Prompt :: Provide an exact copy of the data, excluding the images.

_____

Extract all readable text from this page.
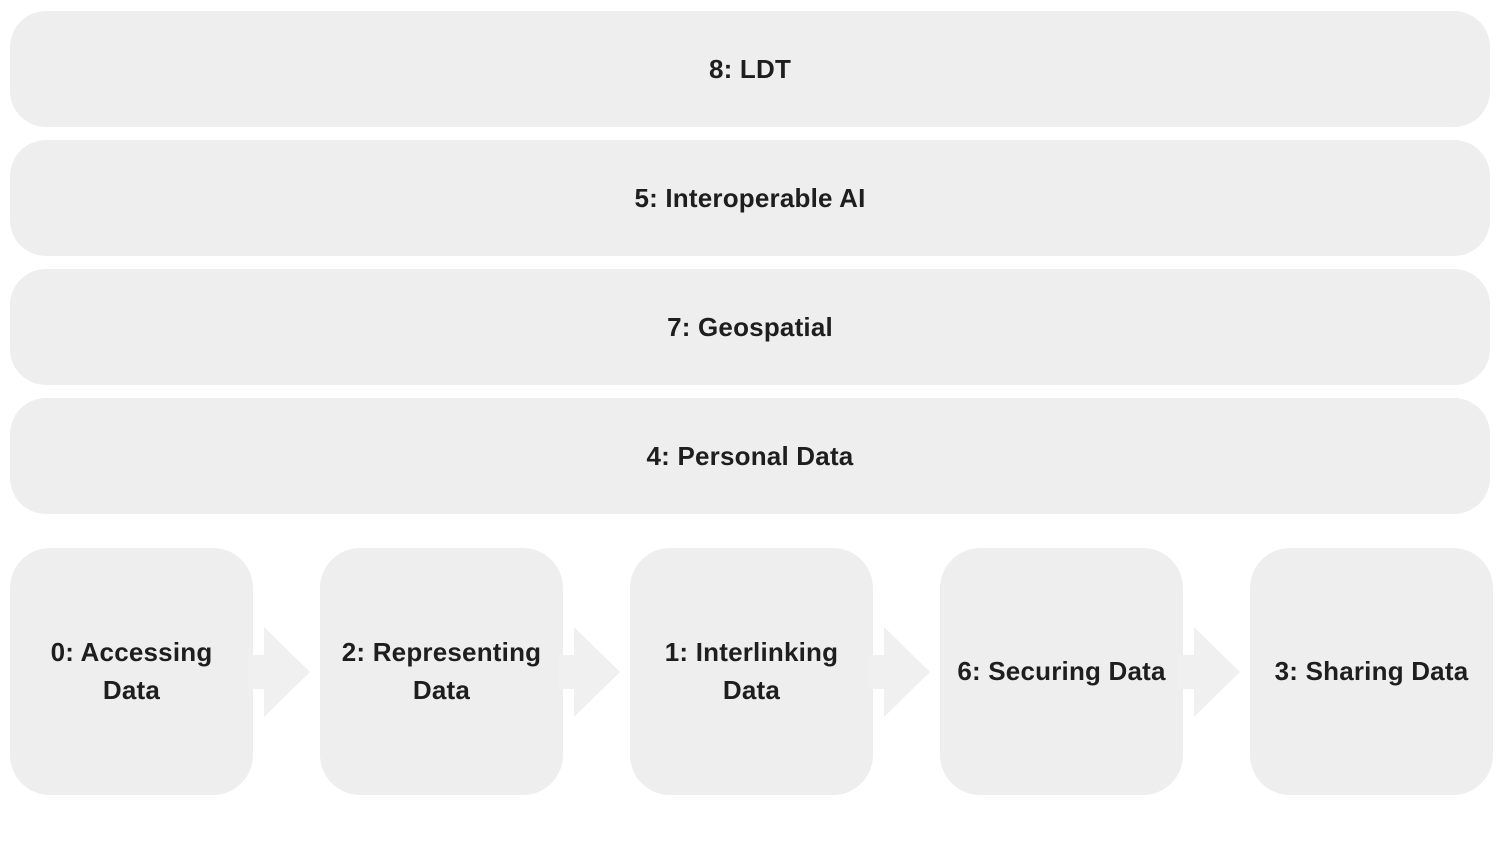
8: LDT
5: Interoperable AI
7: Geospatial
4: Personal Data
0: Accessing Data
2: Representing Data
1: Interlinking Data
6: Securing Data	3: Sharing Data
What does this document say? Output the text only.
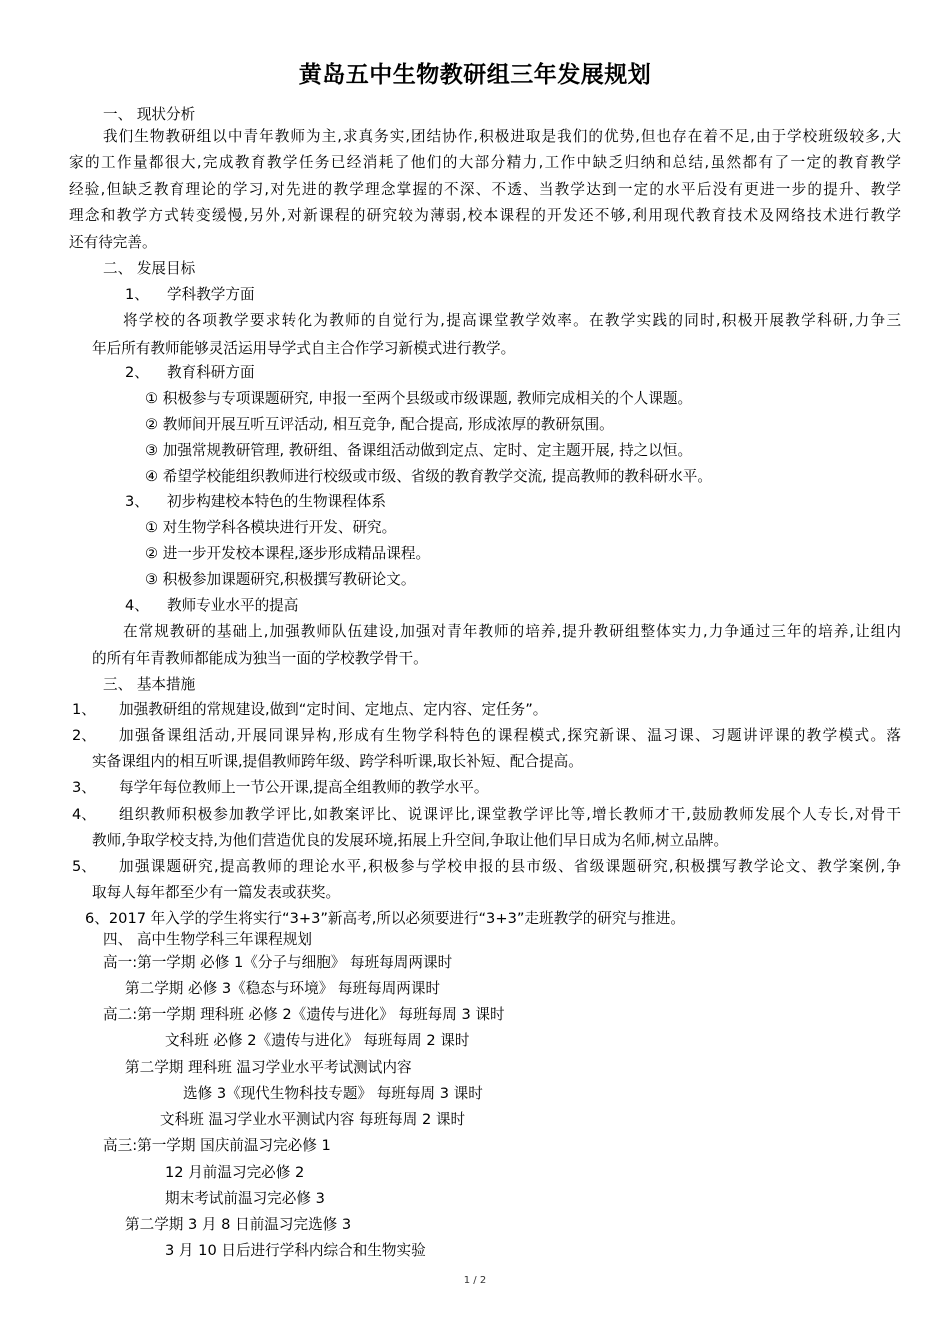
黄岛五中生物教研组三年发展规划
一、 现状分析
我们生物教研组以中青年教师为主,求真务实,团结协作,积极进取是我们的优势,但也存在着不足,由于学校班级较多,大
家的工作量都很大,完成教育教学任务已经消耗了他们的大部分精力,工作中缺乏归纳和总结,虽然都有了一定的教育教学
经验,但缺乏教育理论的学习,对先进的教学理念掌握的不深、不透、当教学达到一定的水平后没有更进一步的提升、教学
理念和教学方式转变缓慢,另外,对新课程的研究较为薄弱,校本课程的开发还不够,利用现代教育技术及网络技术进行教学
还有待完善。
二、 发展目标
1、 学科教学方面
将学校的各项教学要求转化为教师的自觉行为,提高课堂教学效率。在教学实践的同时,积极开展教学科研,力争三
年后所有教师能够灵活运用导学式自主合作学习新模式进行教学。
2、 教育科研方面
① 积极参与专项课题研究, 申报一至两个县级或市级课题, 教师完成相关的个人课题。
② 教师间开展互听互评活动, 相互竞争, 配合提高, 形成浓厚的教研氛围。
③ 加强常规教研管理, 教研组、备课组活动做到定点、定时、定主题开展, 持之以恒。
④ 希望学校能组织教师进行校级或市级、省级的教育教学交流, 提高教师的教科研水平。
3、 初步构建校本特色的生物课程体系
① 对生物学科各模块进行开发、研究。
② 进一步开发校本课程,逐步形成精品课程。
③ 积极参加课题研究,积极撰写教研论文。
4、 教师专业水平的提高
在常规教研的基础上,加强教师队伍建设,加强对青年教师的培养,提升教研组整体实力,力争通过三年的培养,让组内
的所有年青教师都能成为独当一面的学校教学骨干。
三、 基本措施
1、 加强教研组的常规建设,做到“定时间、定地点、定内容、定任务”。
2、 加强备课组活动,开展同课异构,形成有生物学科特色的课程模式,探究新课、温习课、习题讲评课的教学模式。落
实备课组内的相互听课,提倡教师跨年级、跨学科听课,取长补短、配合提高。
3、 每学年每位教师上一节公开课,提高全组教师的教学水平。
4、 组织教师积极参加教学评比,如教案评比、说课评比,课堂教学评比等,增长教师才干,鼓励教师发展个人专长,对骨干
教师,争取学校支持,为他们营造优良的发展环境,拓展上升空间,争取让他们早日成为名师,树立品牌。
5、 加强课题研究,提高教师的理论水平,积极参与学校申报的县市级、省级课题研究,积极撰写教学论文、教学案例,争
取每人每年都至少有一篇发表或获奖。
6、2017 年入学的学生将实行“3+3”新高考,所以必须要进行“3+3”走班教学的研究与推进。
四、 高中生物学科三年课程规划
高一:第一学期 必修 1《分子与细胞》 每班每周两课时
第二学期 必修 3《稳态与环境》 每班每周两课时
高二:第一学期 理科班 必修 2《遗传与进化》 每班每周 3 课时
文科班 必修 2《遗传与进化》 每班每周 2 课时
第二学期 理科班 温习学业水平考试测试内容
选修 3《现代生物科技专题》 每班每周 3 课时
文科班 温习学业水平测试内容 每班每周 2 课时
高三:第一学期 国庆前温习完必修 1
12 月前温习完必修 2
期末考试前温习完必修 3
第二学期 3 月 8 日前温习完选修 3
3 月 10 日后进行学科内综合和生物实验
1 / 2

_____

Final result ::
Extract all readable text from this page.
8: LDT
5: Interoperable AI
7: Geospatial
4: Personal Data
0: Accessing Data
2: Representing Data
1: Interlinking Data
6: Securing Data	3: Sharing Data
What does this document say? Output the text only.
黄岛五中生物教研组三年发展规划
一、 现状分析
我们生物教研组以中青年教师为主,求真务实,团结协作,积极进取是我们的优势,但也存在着不足,由于学校班级较多,大
家的工作量都很大,完成教育教学任务已经消耗了他们的大部分精力,工作中缺乏归纳和总结,虽然都有了一定的教育教学
经验,但缺乏教育理论的学习,对先进的教学理念掌握的不深、不透、当教学达到一定的水平后没有更进一步的提升、教学
理念和教学方式转变缓慢,另外,对新课程的研究较为薄弱,校本课程的开发还不够,利用现代教育技术及网络技术进行教学
还有待完善。
二、 发展目标
1、 学科教学方面
将学校的各项教学要求转化为教师的自觉行为,提高课堂教学效率。在教学实践的同时,积极开展教学科研,力争三
年后所有教师能够灵活运用导学式自主合作学习新模式进行教学。
2、 教育科研方面
① 积极参与专项课题研究, 申报一至两个县级或市级课题, 教师完成相关的个人课题。
② 教师间开展互听互评活动, 相互竞争, 配合提高, 形成浓厚的教研氛围。
③ 加强常规教研管理, 教研组、备课组活动做到定点、定时、定主题开展, 持之以恒。
④ 希望学校能组织教师进行校级或市级、省级的教育教学交流, 提高教师的教科研水平。
3、 初步构建校本特色的生物课程体系
① 对生物学科各模块进行开发、研究。
② 进一步开发校本课程,逐步形成精品课程。
③ 积极参加课题研究,积极撰写教研论文。
4、 教师专业水平的提高
在常规教研的基础上,加强教师队伍建设,加强对青年教师的培养,提升教研组整体实力,力争通过三年的培养,让组内
的所有年青教师都能成为独当一面的学校教学骨干。
三、 基本措施
1、 加强教研组的常规建设,做到“定时间、定地点、定内容、定任务”。
2、 加强备课组活动,开展同课异构,形成有生物学科特色的课程模式,探究新课、温习课、习题讲评课的教学模式。落
实备课组内的相互听课,提倡教师跨年级、跨学科听课,取长补短、配合提高。
3、 每学年每位教师上一节公开课,提高全组教师的教学水平。
4、 组织教师积极参加教学评比,如教案评比、说课评比,课堂教学评比等,增长教师才干,鼓励教师发展个人专长,对骨干
教师,争取学校支持,为他们营造优良的发展环境,拓展上升空间,争取让他们早日成为名师,树立品牌。
5、 加强课题研究,提高教师的理论水平,积极参与学校申报的县市级、省级课题研究,积极撰写教学论文、教学案例,争
取每人每年都至少有一篇发表或获奖。
6、2017 年入学的学生将实行“3+3”新高考,所以必须要进行“3+3”走班教学的研究与推进。
四、 高中生物学科三年课程规划
高一:第一学期 必修 1《分子与细胞》 每班每周两课时
第二学期 必修 3《稳态与环境》 每班每周两课时
高二:第一学期 理科班 必修 2《遗传与进化》 每班每周 3 课时
文科班 必修 2《遗传与进化》 每班每周 2 课时
第二学期 理科班 温习学业水平考试测试内容
选修 3《现代生物科技专题》 每班每周 3 课时
文科班 温习学业水平测试内容 每班每周 2 课时
高三:第一学期 国庆前温习完必修 1
12 月前温习完必修 2
期末考试前温习完必修 3
第二学期 3 月 8 日前温习完选修 3
3 月 10 日后进行学科内综合和生物实验
1 / 2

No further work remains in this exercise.